TASK DIRECTIONS => Return each line of the records holding the string "Consumer".

INPUT ROWS =>

-------

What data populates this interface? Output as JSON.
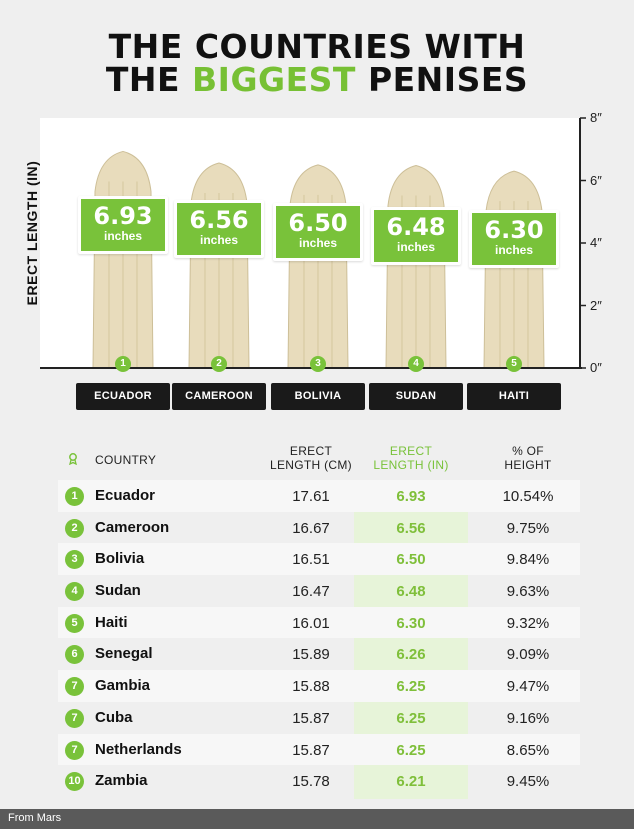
{
  "title_line1": "THE COUNTRIES WITH",
  "title_line2_pre": "THE ",
  "title_line2_accent": "BIGGEST",
  "title_line2_post": " PENISES",
  "colors": {
    "accent": "#79c23a",
    "banana": "#e8dcbc",
    "dark": "#1a1a1a"
  },
  "chart_data": {
    "type": "bar",
    "ylabel": "ERECT LENGTH (IN)",
    "ylim": [
      0,
      8
    ],
    "yticks": [
      "0″",
      "2″",
      "4″",
      "6″",
      "8″"
    ],
    "categories": [
      "ECUADOR",
      "CAMEROON",
      "BOLIVIA",
      "SUDAN",
      "HAITI"
    ],
    "values": [
      6.93,
      6.56,
      6.5,
      6.48,
      6.3
    ],
    "value_labels": [
      "6.93",
      "6.56",
      "6.50",
      "6.48",
      "6.30"
    ],
    "ranks": [
      "1",
      "2",
      "3",
      "4",
      "5"
    ],
    "unit": "inches",
    "grid": false
  },
  "table": {
    "headers": {
      "country": "COUNTRY",
      "cm": [
        "ERECT",
        "LENGTH (CM)"
      ],
      "inch": [
        "ERECT",
        "LENGTH (IN)"
      ],
      "pct": [
        "% OF",
        "HEIGHT"
      ]
    },
    "rows": [
      {
        "rank": "1",
        "country": "Ecuador",
        "cm": "17.61",
        "inch": "6.93",
        "pct": "10.54%"
      },
      {
        "rank": "2",
        "country": "Cameroon",
        "cm": "16.67",
        "inch": "6.56",
        "pct": "9.75%"
      },
      {
        "rank": "3",
        "country": "Bolivia",
        "cm": "16.51",
        "inch": "6.50",
        "pct": "9.84%"
      },
      {
        "rank": "4",
        "country": "Sudan",
        "cm": "16.47",
        "inch": "6.48",
        "pct": "9.63%"
      },
      {
        "rank": "5",
        "country": "Haiti",
        "cm": "16.01",
        "inch": "6.30",
        "pct": "9.32%"
      },
      {
        "rank": "6",
        "country": "Senegal",
        "cm": "15.89",
        "inch": "6.26",
        "pct": "9.09%"
      },
      {
        "rank": "7",
        "country": "Gambia",
        "cm": "15.88",
        "inch": "6.25",
        "pct": "9.47%"
      },
      {
        "rank": "7",
        "country": "Cuba",
        "cm": "15.87",
        "inch": "6.25",
        "pct": "9.16%"
      },
      {
        "rank": "7",
        "country": "Netherlands",
        "cm": "15.87",
        "inch": "6.25",
        "pct": "8.65%"
      },
      {
        "rank": "10",
        "country": "Zambia",
        "cm": "15.78",
        "inch": "6.21",
        "pct": "9.45%"
      }
    ]
  },
  "credit": "From Mars"
}
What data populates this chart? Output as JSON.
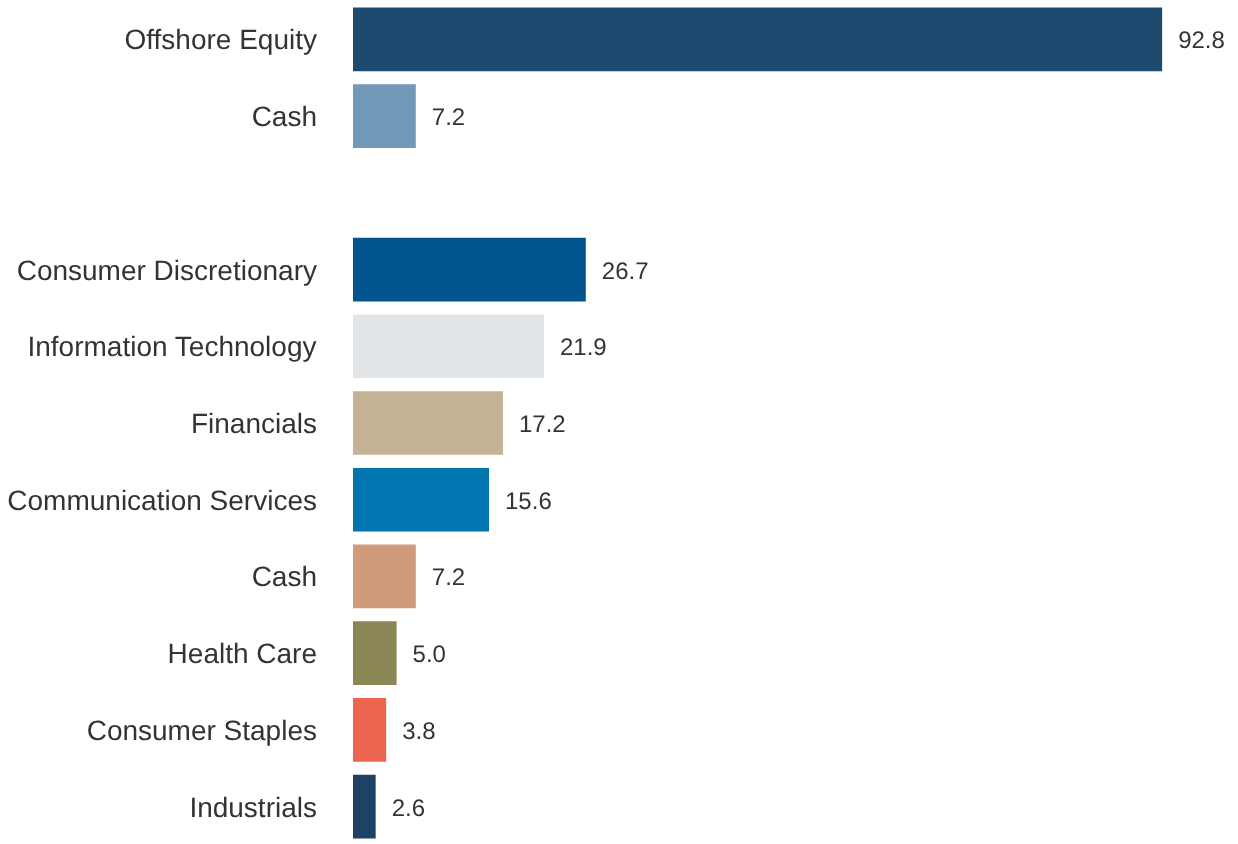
{
  "chart_data": {
    "type": "bar",
    "orientation": "horizontal",
    "grid": false,
    "value_labels": [
      "92.8",
      "7.2",
      null,
      "26.7",
      "21.9",
      "17.2",
      "15.6",
      "7.2",
      "5.0",
      "3.8",
      "2.6"
    ],
    "categories": [
      "Offshore Equity",
      "Cash",
      null,
      "Consumer Discretionary",
      "Information Technology",
      "Financials",
      "Communication Services",
      "Cash",
      "Health Care",
      "Consumer Staples",
      "Industrials"
    ],
    "values": [
      92.8,
      7.2,
      null,
      26.7,
      21.9,
      17.2,
      15.6,
      7.2,
      5.0,
      3.8,
      2.6
    ],
    "colors": [
      "#1f4a70",
      "#7399b8",
      "#ffffff",
      "#00558f",
      "#e1e5e8",
      "#c6b395",
      "#0075b0",
      "#d09b7a",
      "#8b8656",
      "#ec6550",
      "#1e4266"
    ]
  }
}
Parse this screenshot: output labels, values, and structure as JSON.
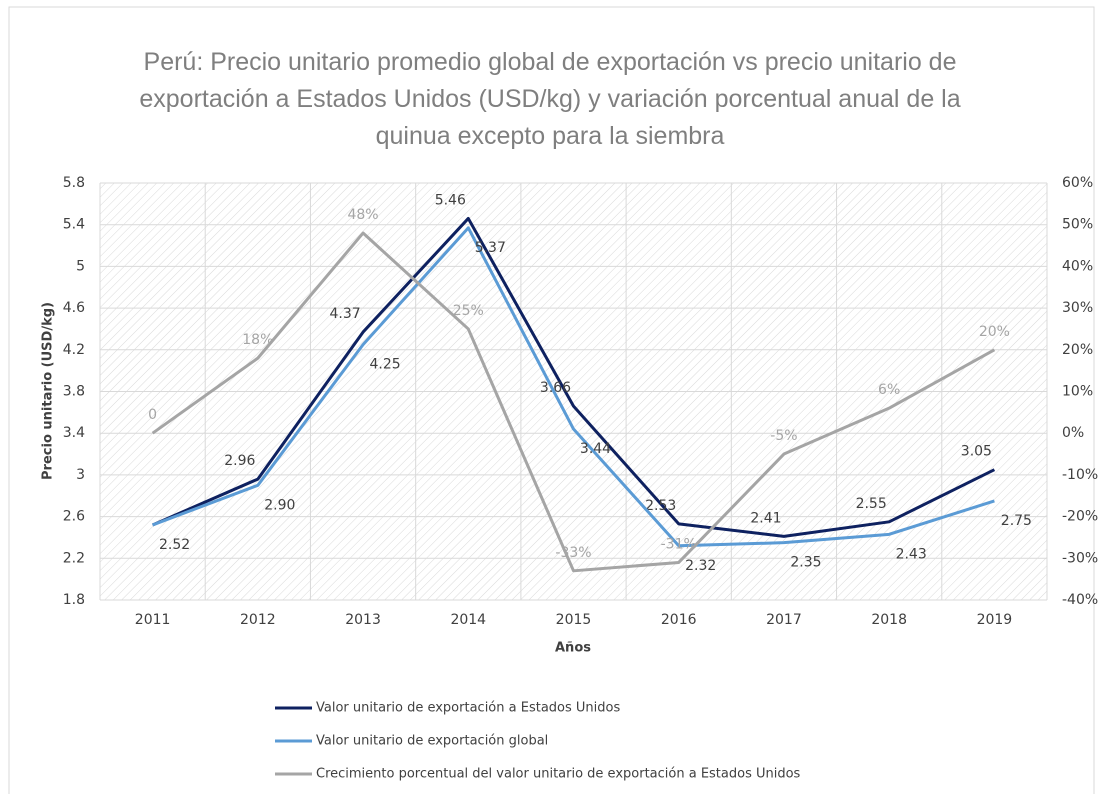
{
  "chart_data": {
    "type": "line",
    "title": "Perú: Precio unitario promedio global de exportación vs precio unitario de exportación a Estados Unidos (USD/kg) y variación porcentual anual de la quinua excepto para la siembra",
    "x_label": "Años",
    "y_label": "Precio unitario (USD/kg)",
    "categories": [
      "2011",
      "2012",
      "2013",
      "2014",
      "2015",
      "2016",
      "2017",
      "2018",
      "2019"
    ],
    "series": [
      {
        "name": "Valor unitario de exportación a Estados Unidos",
        "color": "#0e2160",
        "values": [
          2.52,
          2.96,
          4.37,
          5.46,
          3.66,
          2.53,
          2.41,
          2.55,
          3.05
        ],
        "value_labels": [
          null,
          "2.96",
          "4.37",
          "5.46",
          "3.66",
          "2.53",
          "2.41",
          "2.55",
          "3.05"
        ]
      },
      {
        "name": "Valor unitario de exportación global",
        "color": "#5b9bd5",
        "values": [
          2.52,
          2.9,
          4.25,
          5.37,
          3.44,
          2.32,
          2.35,
          2.43,
          2.75
        ],
        "value_labels": [
          "2.52",
          "2.90",
          "4.25",
          "5.37",
          "3.44",
          "2.32",
          "2.35",
          "2.43",
          "2.75"
        ]
      },
      {
        "name": "Crecimiento porcentual del valor unitario de exportación a Estados Unidos",
        "color": "#a5a5a5",
        "axis": "y2",
        "values": [
          0,
          18,
          48,
          25,
          -33,
          -31,
          -5,
          6,
          20
        ],
        "value_labels": [
          "0",
          "18%",
          "48%",
          "25%",
          "-33%",
          "-31%",
          "-5%",
          "6%",
          "20%"
        ]
      }
    ],
    "ylim": [
      1.8,
      5.8
    ],
    "yticks": [
      1.8,
      2.2,
      2.6,
      3,
      3.4,
      3.8,
      4.2,
      4.6,
      5,
      5.4,
      5.8
    ],
    "y2lim": [
      -40,
      60
    ],
    "y2ticks": [
      {
        "value": -40,
        "label": "-40%"
      },
      {
        "value": -30,
        "label": "-30%"
      },
      {
        "value": -20,
        "label": "-20%"
      },
      {
        "value": -10,
        "label": "-10%"
      },
      {
        "value": 0,
        "label": "0%"
      },
      {
        "value": 10,
        "label": "10%"
      },
      {
        "value": 20,
        "label": "20%"
      },
      {
        "value": 30,
        "label": "30%"
      },
      {
        "value": 40,
        "label": "40%"
      },
      {
        "value": 50,
        "label": "50%"
      },
      {
        "value": 60,
        "label": "60%"
      }
    ],
    "grid": true
  }
}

-------

WRITTEN SOLUTION =>
      "Consumer Discretionary",
      "Consumer Staples",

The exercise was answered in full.